[Items from a dataset]
☆ ☆ ☆
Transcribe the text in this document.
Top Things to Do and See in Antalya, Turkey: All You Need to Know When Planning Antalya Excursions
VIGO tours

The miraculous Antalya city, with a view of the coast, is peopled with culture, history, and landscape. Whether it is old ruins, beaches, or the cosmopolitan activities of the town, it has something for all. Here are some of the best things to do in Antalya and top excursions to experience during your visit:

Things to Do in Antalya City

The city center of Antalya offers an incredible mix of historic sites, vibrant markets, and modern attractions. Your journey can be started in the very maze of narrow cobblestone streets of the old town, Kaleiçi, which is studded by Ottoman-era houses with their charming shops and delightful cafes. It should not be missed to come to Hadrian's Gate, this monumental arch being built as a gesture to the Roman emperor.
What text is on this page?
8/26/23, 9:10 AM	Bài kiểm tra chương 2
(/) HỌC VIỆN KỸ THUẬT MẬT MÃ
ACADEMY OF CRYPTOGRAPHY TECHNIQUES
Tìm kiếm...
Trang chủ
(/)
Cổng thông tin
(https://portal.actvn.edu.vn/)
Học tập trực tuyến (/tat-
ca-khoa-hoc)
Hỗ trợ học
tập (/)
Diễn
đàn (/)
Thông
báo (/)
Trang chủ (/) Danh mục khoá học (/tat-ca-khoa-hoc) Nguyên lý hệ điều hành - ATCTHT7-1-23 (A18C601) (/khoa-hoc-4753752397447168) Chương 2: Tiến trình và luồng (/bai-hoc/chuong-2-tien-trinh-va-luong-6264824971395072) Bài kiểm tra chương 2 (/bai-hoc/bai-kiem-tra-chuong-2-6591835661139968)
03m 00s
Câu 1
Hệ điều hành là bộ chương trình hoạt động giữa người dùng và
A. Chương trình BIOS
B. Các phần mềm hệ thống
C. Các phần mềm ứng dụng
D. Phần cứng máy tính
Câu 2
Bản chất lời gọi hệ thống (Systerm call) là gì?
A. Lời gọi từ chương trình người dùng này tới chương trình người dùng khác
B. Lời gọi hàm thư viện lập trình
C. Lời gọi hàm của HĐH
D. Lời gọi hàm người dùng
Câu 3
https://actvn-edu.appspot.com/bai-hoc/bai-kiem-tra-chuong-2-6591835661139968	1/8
☆ ☆ ☆
DIRECTIONS FOR THIS TASK: Restate the whole listing exactly.

WRITTEN ANSWER:
Transcribe the text in this document.
Top Things to Do and See in Antalya, Turkey: All You Need to Know When Planning Antalya Excursions
VIGO tours

The miraculous Antalya city, with a view of the coast, is peopled with culture, history, and landscape. Whether it is old ruins, beaches, or the cosmopolitan activities of the town, it has something for all. Here are some of the best things to do in Antalya and top excursions to experience during your visit:

Things to Do in Antalya City

The city center of Antalya offers an incredible mix of historic sites, vibrant markets, and modern attractions. Your journey can be started in the very maze of narrow cobblestone streets of the old town, Kaleiçi, which is studded by Ottoman-era houses with their charming shops and delightful cafes. It should not be missed to come to Hadrian's Gate, this monumental arch being built as a gesture to the Roman emperor.
What text is on this page?
8/26/23, 9:10 AM	Bài kiểm tra chương 2
(/) HỌC VIỆN KỸ THUẬT MẬT MÃ
ACADEMY OF CRYPTOGRAPHY TECHNIQUES
Tìm kiếm...
Trang chủ
(/)
Cổng thông tin
(https://portal.actvn.edu.vn/)
Học tập trực tuyến (/tat-
ca-khoa-hoc)
Hỗ trợ học
tập (/)
Diễn
đàn (/)
Thông
báo (/)
Trang chủ (/) Danh mục khoá học (/tat-ca-khoa-hoc) Nguyên lý hệ điều hành - ATCTHT7-1-23 (A18C601) (/khoa-hoc-4753752397447168) Chương 2: Tiến trình và luồng (/bai-hoc/chuong-2-tien-trinh-va-luong-6264824971395072) Bài kiểm tra chương 2 (/bai-hoc/bai-kiem-tra-chuong-2-6591835661139968)
03m 00s
Câu 1
Hệ điều hành là bộ chương trình hoạt động giữa người dùng và
A. Chương trình BIOS
B. Các phần mềm hệ thống
C. Các phần mềm ứng dụng
D. Phần cứng máy tính
Câu 2
Bản chất lời gọi hệ thống (Systerm call) là gì?
A. Lời gọi từ chương trình người dùng này tới chương trình người dùng khác
B. Lời gọi hàm thư viện lập trình
C. Lời gọi hàm của HĐH
D. Lời gọi hàm người dùng
Câu 3
https://actvn-edu.appspot.com/bai-hoc/bai-kiem-tra-chuong-2-6591835661139968	1/8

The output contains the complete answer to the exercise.